● **Dataset records**
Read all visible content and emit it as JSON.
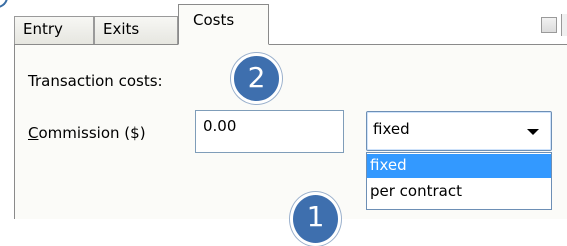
{
  "tabs": [
    {
      "label": "Entry"
    },
    {
      "label": "Exits"
    },
    {
      "label": "Costs"
    }
  ],
  "panel": {
    "transaction_costs_label": "Transaction costs:",
    "commission": {
      "label_underlined": "C",
      "label_rest": "ommission ($)",
      "value": "0.00"
    },
    "cost_type": {
      "selected": "fixed",
      "options": [
        "fixed",
        "per contract"
      ],
      "highlighted_option": "fixed"
    }
  },
  "callouts": [
    {
      "number": "2",
      "color": "#3e6fae"
    },
    {
      "number": "1",
      "color": "#3e6fae"
    }
  ],
  "colors": {
    "selection": "#3399ff",
    "callout_fill": "#3e6fae",
    "input_border": "#7f9db9"
  }
}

● **Work to complete**
Take the data above and repeat it exactly, leaving each picture out.

● **Output below**
Read all visible content and emit it as JSON.
{
  "tabs": [
    {
      "label": "Entry"
    },
    {
      "label": "Exits"
    },
    {
      "label": "Costs"
    }
  ],
  "panel": {
    "transaction_costs_label": "Transaction costs:",
    "commission": {
      "label_underlined": "C",
      "label_rest": "ommission ($)",
      "value": "0.00"
    },
    "cost_type": {
      "selected": "fixed",
      "options": [
        "fixed",
        "per contract"
      ],
      "highlighted_option": "fixed"
    }
  },
  "callouts": [
    {
      "number": "2",
      "color": "#3e6fae"
    },
    {
      "number": "1",
      "color": "#3e6fae"
    }
  ],
  "colors": {
    "selection": "#3399ff",
    "callout_fill": "#3e6fae",
    "input_border": "#7f9db9"
  }
}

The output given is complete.